* _Exercise requirements_:
1. Quote a passage from the book review word for word, beginning at the words "First, the plot." and stopping after the words "my last nerve.".
2. Lay out a section of the records as a JSON list of strings, one string per line and no other lines. Begin at the line that has "- bar-segment: [425, 324, 436, 328]", stop after the line that has "- bar-segment: [669, 256, 680, 304]", include both of those lines, and leave out any blank lines.

First, the plot. I found Julie to be utterly insufferable. Every decision she makes is not real, it's just another way for her to do exactly what everyone else doesn't want her to do. At nearly 30, she's way too old for the teenage rebellion. She and her "friends" at the cafe live their entire lives trying to meet some sort of moral code that they think makes them superior to everyone else while they are completely unappreciative of what they do have. Her relationship with Abdu is just a way for her to take her rebellion to its outer limits. Abdu's family in the "Arab village" (more on that later) is infinitely more interesting than Julie or any of her friends. My only consolation is that Abdu also finds her insufferable from time to time.
I realize this assessment is entirely personal. People with these sorts of airs and pretensions get on my last nerve.
Second, the writing. Gordimer does her very best to make you need to read every passage at least twice to figure out what she is trying to say. It got to the point that I felt like I was watching a movie through a vaseline smeared screen; you have to squint to see what's going on. And then there's the matter of this "unnamed Arab village". The author is very determined that this "unnamed village" be mysterious and a stand-in for the average Arab village, but then she drops a clue that told me within 2 minutes of googling that they're in Morocco. So if you want it to be unnamed and representative, why drop that clue? I don't get it. And then there's the brief side plot of Julie's uncle being unjustly accused of sexual harassment. It had absolutely zero effect on the plot, so it felt like the author just wanted to make the point that "Hey! Some women lie about sexual harassment!"
Every drawn out, metaphoric passage felt like the author poking me in the eye and saying "Ha ha! I'm sooooo much smarter than you." What could be an interesting story about the nature of immigration is buried under all this...affectation. It wasn't even a good love story.

* _Provided material_:
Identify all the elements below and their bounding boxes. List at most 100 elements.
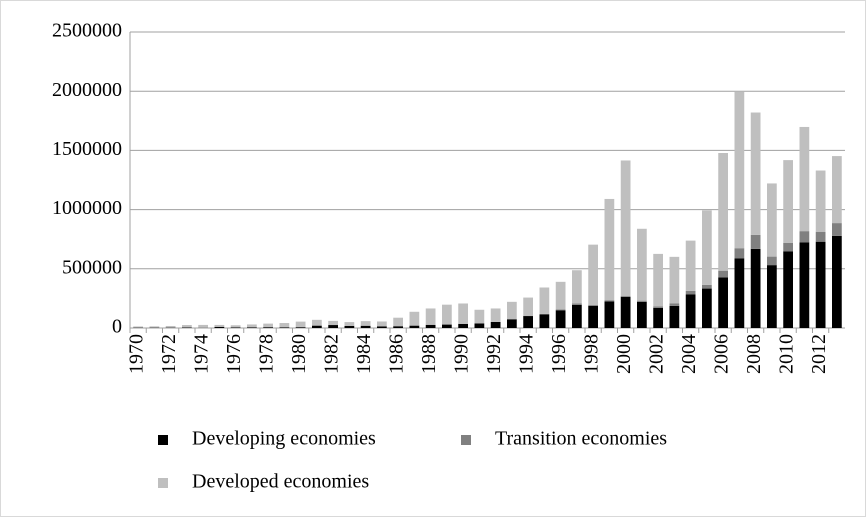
- bar-segment: [425, 324, 436, 328]
- bar-segment: [702, 210, 712, 285]
- y-tick-label: 1500000: [52, 138, 122, 160]
- bar-segment: [653, 253, 663, 307]
- x-tick-label: 1998: [581, 334, 603, 374]
- bar-segment: [637, 301, 647, 328]
- bar-segment: [832, 223, 842, 236]
- bar-segment: [539, 287, 550, 314]
- bar-segment: [832, 156, 842, 224]
- y-tick-label: 2500000: [52, 20, 122, 42]
- bar-segment: [344, 325, 355, 328]
- y-tick-label: 1000000: [52, 197, 122, 219]
- bar-segment: [507, 301, 517, 320]
- x-tick-label: 2000: [613, 334, 635, 374]
- bar-segment: [815, 231, 826, 242]
- bar-segment: [360, 325, 371, 328]
- bar-segment: [247, 324, 257, 328]
- bar-segment: [604, 198, 615, 301]
- bar-segment: [685, 290, 696, 295]
- bar-segment: [718, 277, 728, 328]
- bar-segment: [442, 324, 452, 328]
- bar-segment: [653, 307, 663, 328]
- bar-segment: [685, 240, 696, 291]
- bar-segment: [604, 300, 615, 302]
- bar-segment: [230, 325, 241, 328]
- bar-segment: [734, 91, 745, 249]
- bar-segment: [360, 321, 371, 326]
- bar-segment: [182, 325, 192, 328]
- bar-segment: [572, 303, 582, 305]
- bar-segment: [409, 311, 420, 326]
- bar-segment: [165, 325, 176, 328]
- bar-segment: [572, 270, 582, 304]
- bar-segment: [799, 126, 810, 232]
- bar-segment: [815, 241, 826, 328]
- bar-segment: [279, 323, 290, 328]
- bar-segment: [328, 320, 338, 326]
- bar-segment: [312, 325, 322, 328]
- x-tick-label: 1992: [483, 334, 505, 374]
- x-tick-label: 1984: [353, 334, 375, 374]
- bar-segment: [604, 301, 615, 328]
- bar-segment: [344, 322, 355, 326]
- bar-segment: [393, 326, 403, 328]
- x-tick-label: 1978: [256, 334, 278, 374]
- bar-segment: [620, 160, 631, 297]
- bar-segment: [295, 327, 306, 328]
- bar-segment: [588, 304, 598, 306]
- bar-segment: [377, 321, 387, 327]
- bar-segment: [247, 327, 257, 328]
- bar-segment: [312, 319, 322, 326]
- bar-segment: [685, 294, 696, 328]
- bar-segment: [718, 153, 728, 271]
- bar-segment: [328, 325, 338, 328]
- bar-segment: [572, 304, 582, 328]
- x-tick-label: 1990: [451, 334, 473, 374]
- bar-segment: [279, 327, 290, 328]
- x-tick-label: 1994: [516, 334, 538, 374]
- bar-segment: [458, 323, 468, 328]
- bar-segment: [669, 256, 680, 304]
- bar-segment: [799, 242, 810, 328]
- bar-segment: [588, 305, 598, 328]
- x-tick-label: 1988: [418, 334, 440, 374]
- x-tick-label: 2012: [808, 334, 830, 374]
- bar-segment: [832, 235, 842, 328]
- legend-label: Developed economies: [192, 471, 369, 493]
- bar-segment: [555, 309, 566, 311]
- bar-segment: [734, 248, 745, 259]
- bar-segment: [718, 270, 728, 278]
- bar-segment: [783, 251, 793, 328]
- bar-segment: [555, 281, 566, 310]
- bar-segment: [734, 258, 745, 328]
- x-tick-label: 1972: [158, 334, 180, 374]
- bar-segment: [767, 265, 777, 328]
- bar-segment: [783, 160, 793, 243]
- bar-segment: [263, 327, 273, 328]
- bar-segment: [653, 306, 663, 308]
- bar-segment: [295, 321, 306, 328]
- bar-segment: [523, 316, 533, 328]
- bar-segment: [409, 325, 420, 328]
- x-tick-label: 2002: [646, 334, 668, 374]
- bar-segment: [539, 314, 550, 328]
- legend-swatch: [158, 478, 168, 488]
- bar-segment: [702, 284, 712, 289]
- x-tick-label: 1974: [191, 334, 213, 374]
- bar-segment: [669, 303, 680, 306]
- bar-segment: [133, 326, 143, 328]
- bar-segment: [750, 234, 761, 249]
- legend-label: Developing economies: [192, 428, 376, 450]
- bar-segment: [588, 244, 598, 305]
- x-tick-label: 2006: [711, 334, 733, 374]
- x-tick-label: 2008: [743, 334, 765, 374]
- bar-segment: [149, 326, 160, 328]
- x-tick-label: 2004: [678, 334, 700, 374]
- bar-segment: [198, 324, 208, 328]
- bar-segment: [637, 228, 647, 301]
- x-tick-label: 1996: [548, 334, 570, 374]
- bar-segment: [377, 326, 387, 328]
- bar-segment: [620, 296, 631, 328]
- legend-swatch: [461, 435, 471, 445]
- bar-segment: [523, 297, 533, 317]
- bar-segment: [750, 112, 761, 235]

* _Results_:
1.
First, the plot. I found Julie to be utterly insufferable. Every decision she makes is not real, it's just another way for her to do exactly what everyone else doesn't want her to do. At nearly 30, she's way too old for the teenage rebellion. She and her "friends" at the cafe live their entire lives trying to meet some sort of moral code that they think makes them superior to everyone else while they are completely unappreciative of what they do have. Her relationship with Abdu is just a way for her to take her rebellion to its outer limits. Abdu's family in the "Arab village" (more on that later) is infinitely more interesting than Julie or any of her friends. My only consolation is that Abdu also finds her insufferable from time to time.
I realize this assessment is entirely personal. People with these sorts of airs and pretensions get on my last nerve.

2.
[
  "- bar-segment: [425, 324, 436, 328]",
  "- bar-segment: [702, 210, 712, 285]",
  "- y-tick-label: 1500000: [52, 138, 122, 160]",
  "- bar-segment: [653, 253, 663, 307]",
  "- x-tick-label: 1998: [581, 334, 603, 374]",
  "- bar-segment: [637, 301, 647, 328]",
  "- bar-segment: [832, 223, 842, 236]",
  "- bar-segment: [539, 287, 550, 314]",
  "- bar-segment: [832, 156, 842, 224]",
  "- y-tick-label: 2500000: [52, 20, 122, 42]",
  "- bar-segment: [344, 325, 355, 328]",
  "- y-tick-label: 1000000: [52, 197, 122, 219]",
  "- bar-segment: [507, 301, 517, 320]",
  "- x-tick-label: 2000: [613, 334, 635, 374]",
  "- bar-segment: [815, 231, 826, 242]",
  "- bar-segment: [360, 325, 371, 328]",
  "- bar-segment: [247, 324, 257, 328]",
  "- bar-segment: [604, 198, 615, 301]",
  "- bar-segment: [685, 290, 696, 295]",
  "- bar-segment: [718, 277, 728, 328]",
  "- bar-segment: [442, 324, 452, 328]",
  "- bar-segment: [653, 307, 663, 328]",
  "- bar-segment: [685, 240, 696, 291]",
  "- bar-segment: [604, 300, 615, 302]",
  "- bar-segment: [230, 325, 241, 328]",
  "- bar-segment: [734, 91, 745, 249]",
  "- bar-segment: [360, 321, 371, 326]",
  "- bar-segment: [182, 325, 192, 328]",
  "- bar-segment: [572, 303, 582, 305]",
  "- bar-segment: [409, 311, 420, 326]",
  "- bar-segment: [165, 325, 176, 328]",
  "- bar-segment: [572, 270, 582, 304]",
  "- bar-segment: [799, 126, 810, 232]",
  "- bar-segment: [815, 241, 826, 328]",
  "- bar-segment: [279, 323, 290, 328]",
  "- bar-segment: [328, 320, 338, 326]",
  "- bar-segment: [312, 325, 322, 328]",
  "- x-tick-label: 1992: [483, 334, 505, 374]",
  "- x-tick-label: 1984: [353, 334, 375, 374]",
  "- bar-segment: [604, 301, 615, 328]",
  "- bar-segment: [344, 322, 355, 326]",
  "- bar-segment: [393, 326, 403, 328]",
  "- x-tick-label: 1978: [256, 334, 278, 374]",
  "- bar-segment: [620, 160, 631, 297]",
  "- bar-segment: [295, 327, 306, 328]",
  "- bar-segment: [588, 304, 598, 306]",
  "- bar-segment: [377, 321, 387, 327]",
  "- bar-segment: [247, 327, 257, 328]",
  "- bar-segment: [312, 319, 322, 326]",
  "- bar-segment: [685, 294, 696, 328]",
  "- bar-segment: [718, 153, 728, 271]",
  "- bar-segment: [328, 325, 338, 328]",
  "- bar-segment: [572, 304, 582, 328]",
  "- x-tick-label: 1990: [451, 334, 473, 374]",
  "- bar-segment: [279, 327, 290, 328]",
  "- x-tick-label: 1994: [516, 334, 538, 374]",
  "- bar-segment: [458, 323, 468, 328]",
  "- bar-segment: [669, 256, 680, 304]"
]